(Collected data entries)
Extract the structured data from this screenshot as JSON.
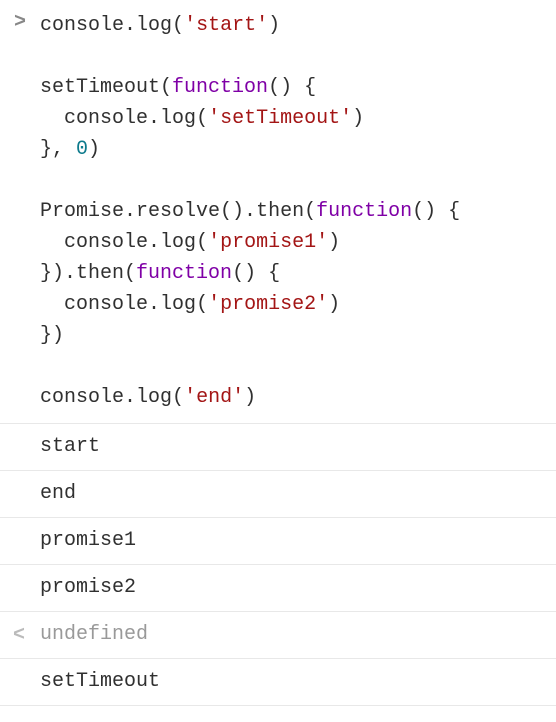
{
  "console": {
    "input_prompt": ">",
    "return_prompt": "<",
    "code": {
      "l1": {
        "obj": "console",
        "dot": ".",
        "method": "log",
        "open": "(",
        "str": "'start'",
        "close": ")"
      },
      "l3a": {
        "func": "setTimeout",
        "open": "(",
        "kw": "function",
        "paren": "() {"
      },
      "l4": {
        "indent": "  ",
        "obj": "console",
        "dot": ".",
        "method": "log",
        "open": "(",
        "str": "'setTimeout'",
        "close": ")"
      },
      "l5": {
        "close": "}, ",
        "num": "0",
        "end": ")"
      },
      "l7a": {
        "obj": "Promise",
        "dot1": ".",
        "m1": "resolve",
        "p1": "().",
        "m2": "then",
        "open": "(",
        "kw": "function",
        "paren": "() {"
      },
      "l8": {
        "indent": "  ",
        "obj": "console",
        "dot": ".",
        "method": "log",
        "open": "(",
        "str": "'promise1'",
        "close": ")"
      },
      "l9a": {
        "close": "}).",
        "m": "then",
        "open": "(",
        "kw": "function",
        "paren": "() {"
      },
      "l10": {
        "indent": "  ",
        "obj": "console",
        "dot": ".",
        "method": "log",
        "open": "(",
        "str": "'promise2'",
        "close": ")"
      },
      "l11": {
        "close": "})"
      },
      "l13": {
        "obj": "console",
        "dot": ".",
        "method": "log",
        "open": "(",
        "str": "'end'",
        "close": ")"
      }
    },
    "outputs": [
      "start",
      "end",
      "promise1",
      "promise2"
    ],
    "return_value": "undefined",
    "outputs_after": [
      "setTimeout"
    ]
  }
}
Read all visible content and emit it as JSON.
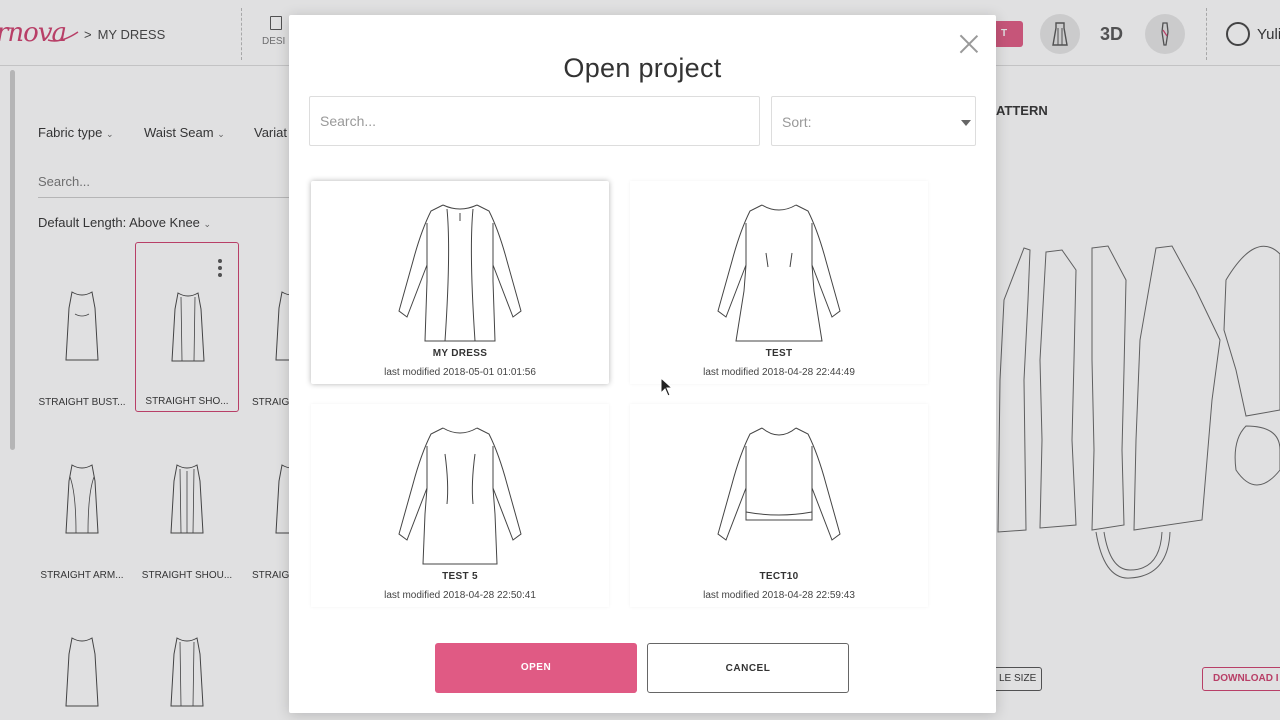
{
  "app": {
    "logo_text": "rnova",
    "breadcrumb_sep": ">",
    "breadcrumb": "MY DRESS",
    "design_tab": "DESI",
    "pill_label": "T",
    "btn_3d": "3D",
    "user_name": "Yuli",
    "accent_color": "#e05a84"
  },
  "filters": {
    "fabric_type": "Fabric type",
    "waist_seam": "Waist Seam",
    "variation": "Variat",
    "search_placeholder": "Search...",
    "default_length": "Default Length: Above Knee"
  },
  "tiles": [
    {
      "label": "STRAIGHT BUST..."
    },
    {
      "label": "STRAIGHT SHO..."
    },
    {
      "label": "STRAIG"
    },
    {
      "label": "STRAIGHT ARM..."
    },
    {
      "label": "STRAIGHT SHOU..."
    },
    {
      "label": "STRAIG"
    }
  ],
  "right_panel": {
    "pattern_title": "ATTERN",
    "size_button": "LE SIZE",
    "download_button": "DOWNLOAD I"
  },
  "modal": {
    "title": "Open project",
    "search_placeholder": "Search...",
    "sort_label": "Sort:",
    "projects": [
      {
        "name": "MY DRESS",
        "modified": "last modified 2018-05-01 01:01:56",
        "selected": true
      },
      {
        "name": "TEST",
        "modified": "last modified 2018-04-28 22:44:49",
        "selected": false
      },
      {
        "name": "TEST 5",
        "modified": "last modified 2018-04-28 22:50:41",
        "selected": false
      },
      {
        "name": "TECT10",
        "modified": "last modified 2018-04-28 22:59:43",
        "selected": false
      }
    ],
    "open_label": "OPEN",
    "cancel_label": "CANCEL"
  }
}
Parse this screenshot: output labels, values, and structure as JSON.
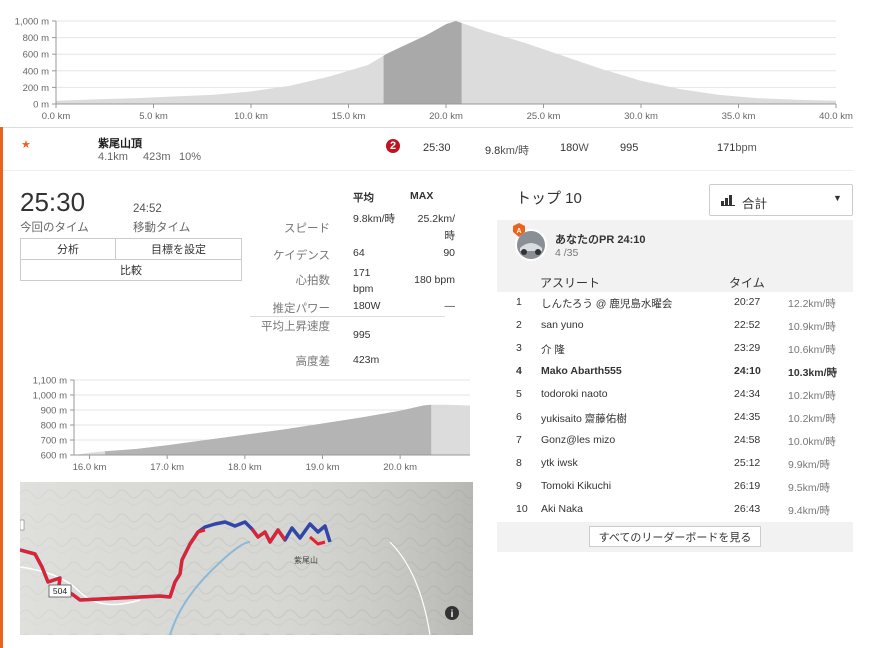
{
  "elevation_top": {
    "y_ticks": [
      "1,000 m",
      "800 m",
      "600 m",
      "400 m",
      "200 m",
      "0 m"
    ],
    "x_ticks": [
      "0.0 km",
      "5.0 km",
      "10.0 km",
      "15.0 km",
      "20.0 km",
      "25.0 km",
      "30.0 km",
      "35.0 km",
      "40.0 km"
    ],
    "ylim": [
      0,
      1000
    ],
    "xlim": [
      0,
      40
    ],
    "highlight_km": [
      16.8,
      20.8
    ],
    "profile": [
      [
        0,
        40
      ],
      [
        2,
        55
      ],
      [
        4,
        70
      ],
      [
        6,
        90
      ],
      [
        8,
        110
      ],
      [
        10,
        150
      ],
      [
        12,
        220
      ],
      [
        14,
        330
      ],
      [
        16,
        470
      ],
      [
        17,
        610
      ],
      [
        18,
        720
      ],
      [
        19,
        830
      ],
      [
        20,
        960
      ],
      [
        20.5,
        1000
      ],
      [
        21,
        960
      ],
      [
        22,
        880
      ],
      [
        24,
        740
      ],
      [
        26,
        580
      ],
      [
        28,
        420
      ],
      [
        30,
        280
      ],
      [
        32,
        180
      ],
      [
        34,
        110
      ],
      [
        36,
        70
      ],
      [
        38,
        50
      ],
      [
        40,
        40
      ]
    ]
  },
  "segment": {
    "name": "紫尾山頂",
    "distance": "4.1km",
    "elevation": "423m",
    "grade": "10%",
    "rank_badge": "2",
    "time": "25:30",
    "speed_value": "9.8",
    "speed_unit": "km/時",
    "power_value": "180",
    "power_unit": "W",
    "vam": "995",
    "hr_value": "171",
    "hr_unit": "bpm"
  },
  "summary": {
    "elapsed_time": "25:30",
    "elapsed_label": "今回のタイム",
    "moving_time": "24:52",
    "moving_label": "移動タイム"
  },
  "buttons": {
    "analyze": "分析",
    "set_goal": "目標を設定",
    "compare": "比較"
  },
  "stats": {
    "col_avg": "平均",
    "col_max": "MAX",
    "rows": [
      {
        "label": "スピード",
        "avg": "9.8km/時",
        "max": "25.2km/時"
      },
      {
        "label": "ケイデンス",
        "avg": "64",
        "max": "90"
      },
      {
        "label": "心拍数",
        "avg": "171 bpm",
        "max": "180 bpm"
      },
      {
        "label": "推定パワー",
        "avg": "180W",
        "max": "—"
      },
      {
        "label": "平均上昇速度",
        "avg": "995",
        "max": ""
      },
      {
        "label": "高度差",
        "avg": "423m",
        "max": ""
      }
    ]
  },
  "elevation_segment": {
    "y_ticks": [
      "1,100 m",
      "1,000 m",
      "900 m",
      "800 m",
      "700 m",
      "600 m"
    ],
    "x_ticks": [
      "16.0 km",
      "17.0 km",
      "18.0 km",
      "19.0 km",
      "20.0 km"
    ],
    "ylim": [
      600,
      1100
    ],
    "xlim": [
      15.8,
      20.9
    ],
    "highlight_km": [
      16.2,
      20.4
    ],
    "profile": [
      [
        15.8,
        600
      ],
      [
        16.0,
        615
      ],
      [
        16.2,
        625
      ],
      [
        16.6,
        640
      ],
      [
        17.0,
        665
      ],
      [
        17.5,
        700
      ],
      [
        18.0,
        735
      ],
      [
        18.5,
        770
      ],
      [
        19.0,
        810
      ],
      [
        19.5,
        850
      ],
      [
        20.0,
        895
      ],
      [
        20.3,
        930
      ],
      [
        20.4,
        935
      ],
      [
        20.6,
        935
      ],
      [
        20.9,
        930
      ]
    ]
  },
  "map": {
    "road_label": "504",
    "place_label": "紫尾山",
    "info_icon": "i"
  },
  "leaderboard": {
    "title": "トップ 10",
    "filter_label": "合計",
    "pr_label": "あなたのPR 24:10",
    "pr_rank": "4 /35",
    "col_athlete": "アスリート",
    "col_time": "タイム",
    "rows": [
      {
        "rank": "1",
        "name": "しんたろう @ 鹿児島水曜会",
        "time": "20:27",
        "pace": "12.2km/時"
      },
      {
        "rank": "2",
        "name": "san yuno",
        "time": "22:52",
        "pace": "10.9km/時"
      },
      {
        "rank": "3",
        "name": "介 隆",
        "time": "23:29",
        "pace": "10.6km/時"
      },
      {
        "rank": "4",
        "name": "Mako Abarth555",
        "time": "24:10",
        "pace": "10.3km/時"
      },
      {
        "rank": "5",
        "name": "todoroki naoto",
        "time": "24:34",
        "pace": "10.2km/時"
      },
      {
        "rank": "6",
        "name": "yukisaito 齋藤佑樹",
        "time": "24:35",
        "pace": "10.2km/時"
      },
      {
        "rank": "7",
        "name": "Gonz@les mizo",
        "time": "24:58",
        "pace": "10.0km/時"
      },
      {
        "rank": "8",
        "name": "ytk iwsk",
        "time": "25:12",
        "pace": "9.9km/時"
      },
      {
        "rank": "9",
        "name": "Tomoki Kikuchi",
        "time": "26:19",
        "pace": "9.5km/時"
      },
      {
        "rank": "10",
        "name": "Aki Naka",
        "time": "26:43",
        "pace": "9.4km/時"
      }
    ],
    "highlight_row": 3,
    "view_all": "すべてのリーダーボードを見る"
  },
  "colors": {
    "accent": "#e9651f",
    "badge": "#c1121f",
    "route_red": "#e8202a",
    "route_blue": "#3246a8"
  }
}
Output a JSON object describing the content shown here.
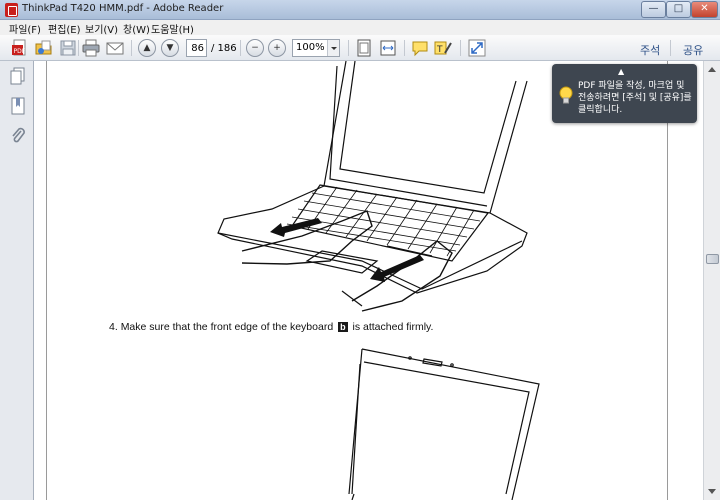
{
  "window": {
    "title": "ThinkPad T420 HMM.pdf - Adobe Reader",
    "min_label": "—",
    "max_label": "□",
    "close_label": "✕"
  },
  "menu": {
    "items": [
      "파일(F)",
      "편집(E)",
      "보기(V)",
      "창(W)",
      "도움말(H)"
    ]
  },
  "toolbar": {
    "page_current": "86",
    "page_total": "/ 186",
    "zoom": "100%",
    "comment_label": "주석",
    "share_label": "공유",
    "icons": [
      "create-pdf-icon",
      "open-file-icon",
      "save-icon",
      "print-icon",
      "email-icon",
      "prev-page-icon",
      "next-page-icon",
      "zoom-out-icon",
      "zoom-in-icon",
      "fit-page-icon",
      "fit-width-icon",
      "comment-icon",
      "highlight-icon",
      "fullscreen-icon"
    ]
  },
  "nav": {
    "icons": [
      "pages-icon",
      "bookmarks-icon",
      "attachments-icon"
    ]
  },
  "document": {
    "step_number": "4.",
    "caption_before": "Make sure that the front edge of the keyboard",
    "callout_letter": "b",
    "caption_after": "is attached firmly."
  },
  "tooltip": {
    "text": "PDF 파일을 작성, 마크업 및 전송하려면 [주석] 및 [공유]를 클릭합니다."
  },
  "colors": {
    "title_bar": "#b7c9e0",
    "close_button": "#c2432e",
    "tooltip_bg": "#3e4650",
    "link_blue": "#2c4f86"
  }
}
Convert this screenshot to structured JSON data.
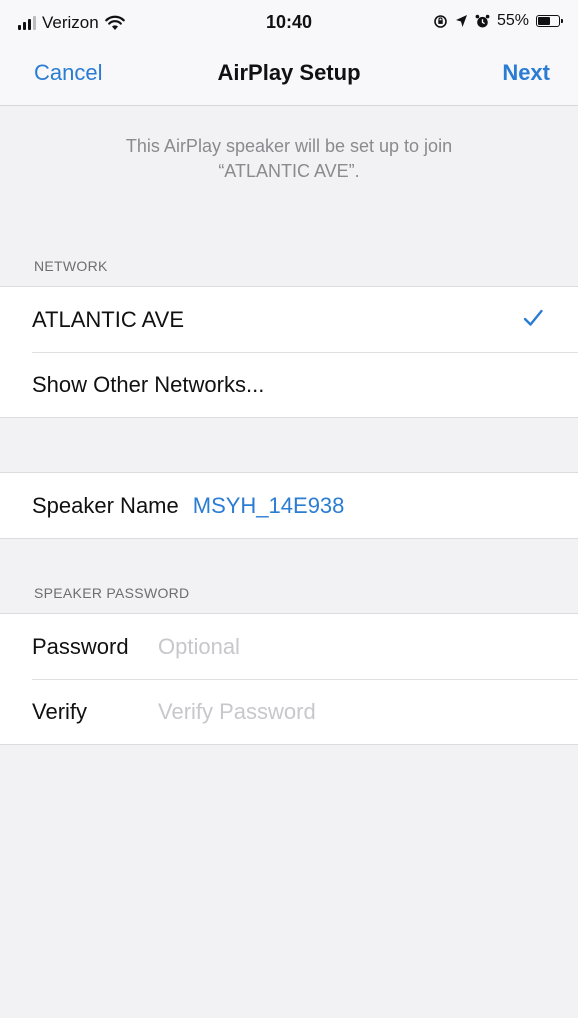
{
  "status_bar": {
    "carrier": "Verizon",
    "time": "10:40",
    "battery": "55%"
  },
  "nav": {
    "cancel_label": "Cancel",
    "title": "AirPlay Setup",
    "next_label": "Next"
  },
  "info": {
    "line1": "This AirPlay speaker will be set up to join",
    "line2": "“ATLANTIC AVE”."
  },
  "network": {
    "header": "NETWORK",
    "selected_network": "ATLANTIC AVE",
    "show_other_label": "Show Other Networks..."
  },
  "speaker": {
    "name_label": "Speaker Name",
    "name_value": "MSYH_14E938"
  },
  "password": {
    "header": "SPEAKER PASSWORD",
    "password_label": "Password",
    "password_placeholder": "Optional",
    "verify_label": "Verify",
    "verify_placeholder": "Verify Password"
  },
  "colors": {
    "accent": "#2b7cd3",
    "background": "#f2f2f5",
    "placeholder": "#c7c7cc"
  },
  "icons": {
    "signal": "cellular-signal-icon",
    "wifi": "wifi-icon",
    "location": "location-icon",
    "alarm": "alarm-icon",
    "lock_rotation": "orientation-lock-icon",
    "battery": "battery-icon",
    "checkmark": "checkmark-icon"
  }
}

→ AIM: Look through the material above. Copy each line where the word "Verify" appears.

→ TASK OUTPUT:
    "verify_label": "Verify",
    "verify_placeholder": "Verify Password"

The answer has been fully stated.